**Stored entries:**

╭──

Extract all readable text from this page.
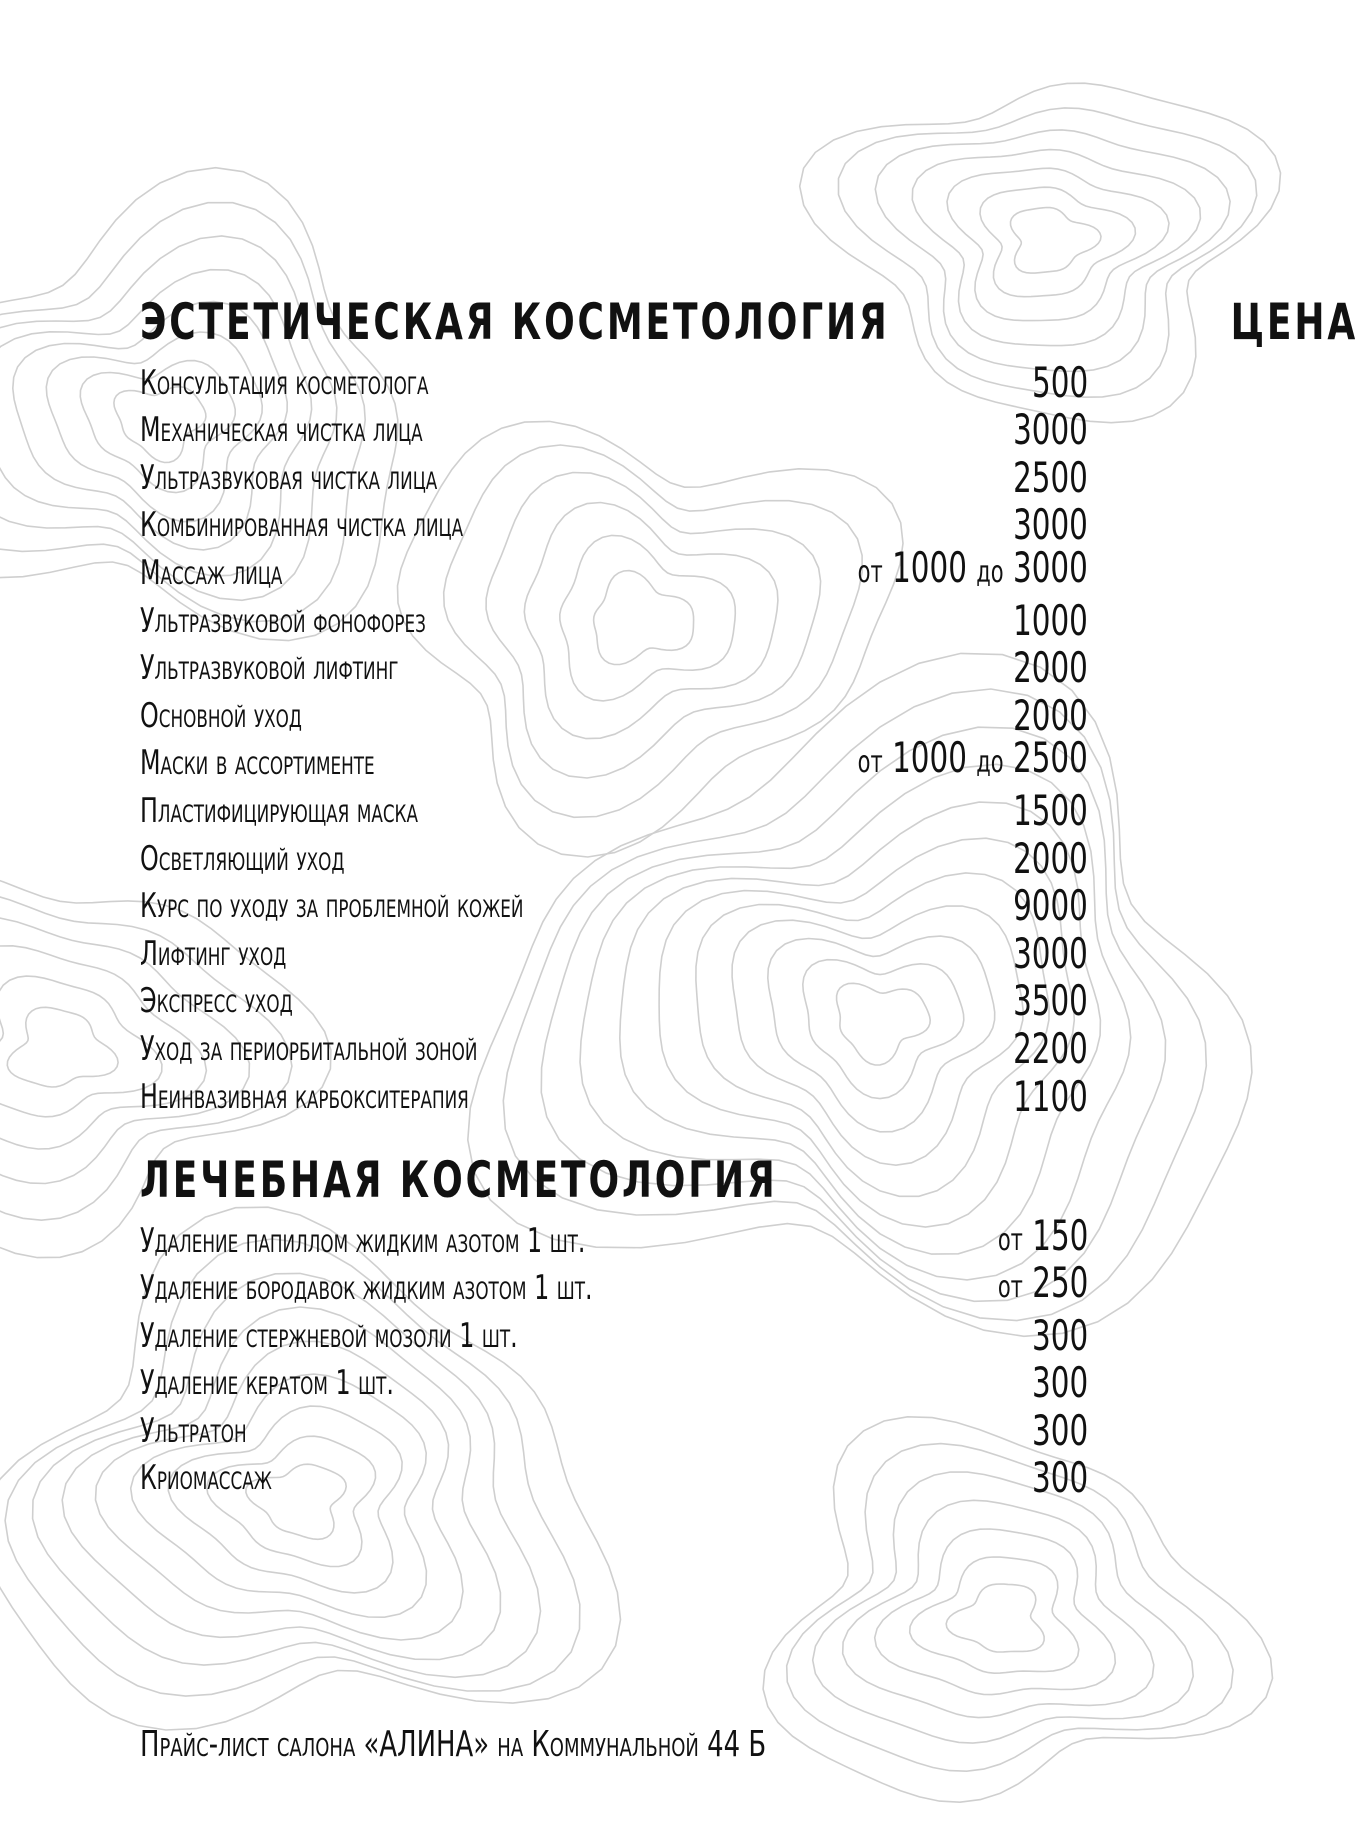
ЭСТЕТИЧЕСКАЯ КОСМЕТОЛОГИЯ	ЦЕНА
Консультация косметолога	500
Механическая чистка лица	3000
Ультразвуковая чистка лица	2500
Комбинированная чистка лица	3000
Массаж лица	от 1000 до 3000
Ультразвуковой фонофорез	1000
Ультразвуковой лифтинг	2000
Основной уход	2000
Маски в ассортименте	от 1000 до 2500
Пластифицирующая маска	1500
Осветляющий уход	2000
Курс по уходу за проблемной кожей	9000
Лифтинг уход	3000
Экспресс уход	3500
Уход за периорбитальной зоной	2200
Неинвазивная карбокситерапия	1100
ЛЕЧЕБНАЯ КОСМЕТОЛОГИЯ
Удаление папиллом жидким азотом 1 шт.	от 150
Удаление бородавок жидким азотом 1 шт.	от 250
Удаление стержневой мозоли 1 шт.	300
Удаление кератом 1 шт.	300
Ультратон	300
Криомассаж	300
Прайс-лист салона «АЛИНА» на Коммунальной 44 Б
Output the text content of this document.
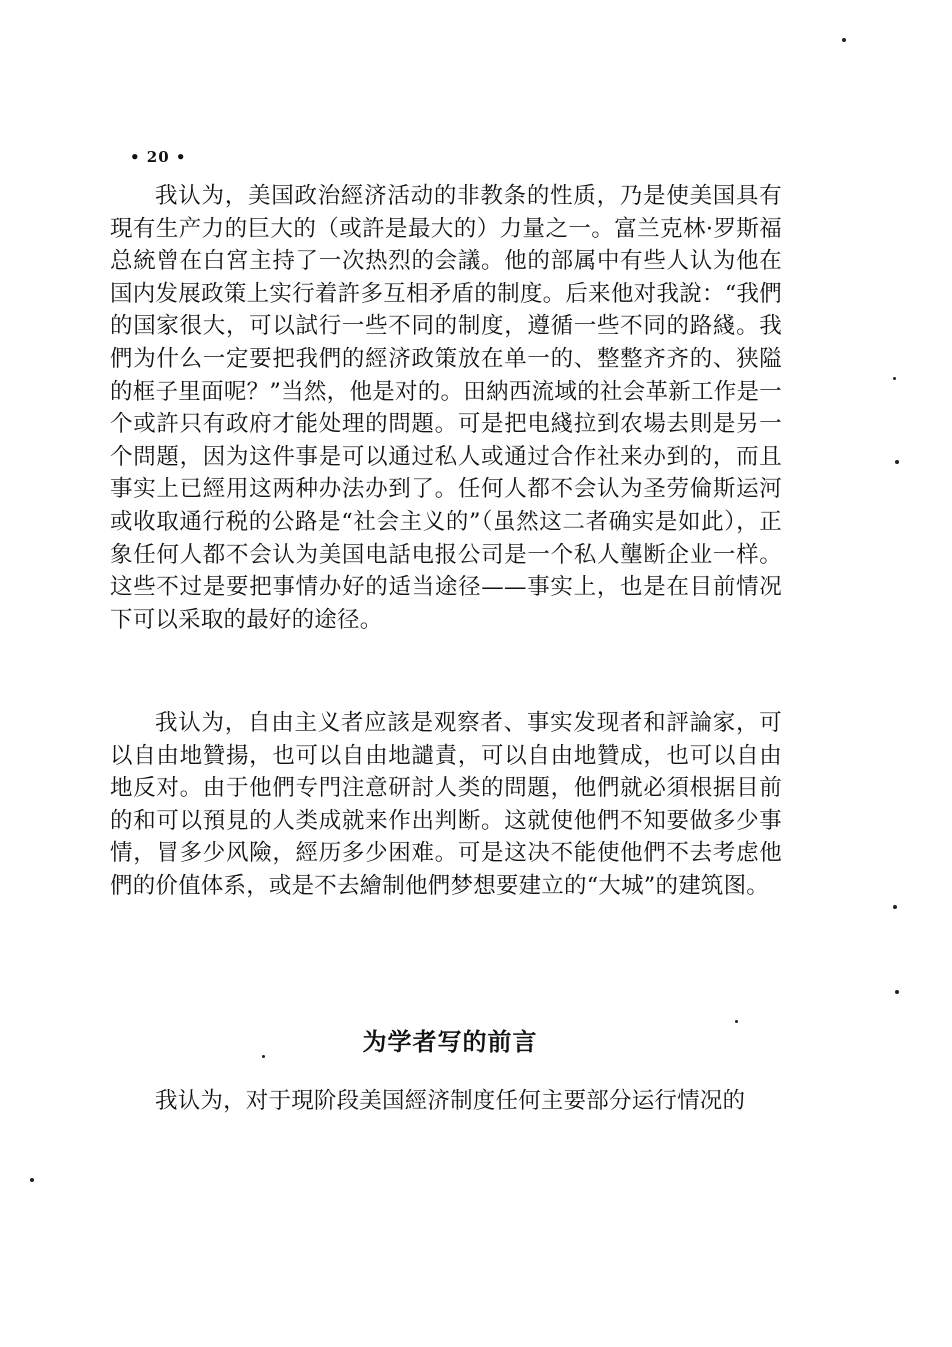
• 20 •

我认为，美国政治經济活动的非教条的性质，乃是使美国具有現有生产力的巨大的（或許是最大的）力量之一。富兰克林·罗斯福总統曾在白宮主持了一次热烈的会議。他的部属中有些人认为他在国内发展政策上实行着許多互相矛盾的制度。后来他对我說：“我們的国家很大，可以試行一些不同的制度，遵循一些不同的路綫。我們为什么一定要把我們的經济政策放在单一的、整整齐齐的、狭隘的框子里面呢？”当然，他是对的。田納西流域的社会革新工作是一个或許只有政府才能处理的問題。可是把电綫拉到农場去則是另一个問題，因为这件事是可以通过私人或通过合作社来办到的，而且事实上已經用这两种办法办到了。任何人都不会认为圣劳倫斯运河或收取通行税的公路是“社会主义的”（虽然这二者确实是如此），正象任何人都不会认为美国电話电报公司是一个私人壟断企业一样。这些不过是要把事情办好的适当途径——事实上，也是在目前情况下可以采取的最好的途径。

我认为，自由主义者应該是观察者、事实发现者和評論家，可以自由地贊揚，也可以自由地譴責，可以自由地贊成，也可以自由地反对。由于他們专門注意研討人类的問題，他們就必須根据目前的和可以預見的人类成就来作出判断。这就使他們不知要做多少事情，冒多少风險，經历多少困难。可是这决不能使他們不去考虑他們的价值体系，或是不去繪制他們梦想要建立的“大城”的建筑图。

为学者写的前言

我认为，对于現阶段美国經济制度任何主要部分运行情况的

╰──

**Task directions:** From the line containing "Output the text content of this document." down to the final line of the listing above, write out only those lines exactly as they are, minus the pictures.

**Solved problem:**
Output the text content of this document.
• 20 •

我认为，美国政治經济活动的非教条的性质，乃是使美国具有現有生产力的巨大的（或許是最大的）力量之一。富兰克林·罗斯福总統曾在白宮主持了一次热烈的会議。他的部属中有些人认为他在国内发展政策上实行着許多互相矛盾的制度。后来他对我說：“我們的国家很大，可以試行一些不同的制度，遵循一些不同的路綫。我們为什么一定要把我們的經济政策放在单一的、整整齐齐的、狭隘的框子里面呢？”当然，他是对的。田納西流域的社会革新工作是一个或許只有政府才能处理的問題。可是把电綫拉到农場去則是另一个問題，因为这件事是可以通过私人或通过合作社来办到的，而且事实上已經用这两种办法办到了。任何人都不会认为圣劳倫斯运河或收取通行税的公路是“社会主义的”（虽然这二者确实是如此），正象任何人都不会认为美国电話电报公司是一个私人壟断企业一样。这些不过是要把事情办好的适当途径——事实上，也是在目前情况下可以采取的最好的途径。

我认为，自由主义者应該是观察者、事实发现者和評論家，可以自由地贊揚，也可以自由地譴責，可以自由地贊成，也可以自由地反对。由于他們专門注意研討人类的問題，他們就必須根据目前的和可以預見的人类成就来作出判断。这就使他們不知要做多少事情，冒多少风險，經历多少困难。可是这决不能使他們不去考虑他們的价值体系，或是不去繪制他們梦想要建立的“大城”的建筑图。

为学者写的前言

我认为，对于現阶段美国經济制度任何主要部分运行情况的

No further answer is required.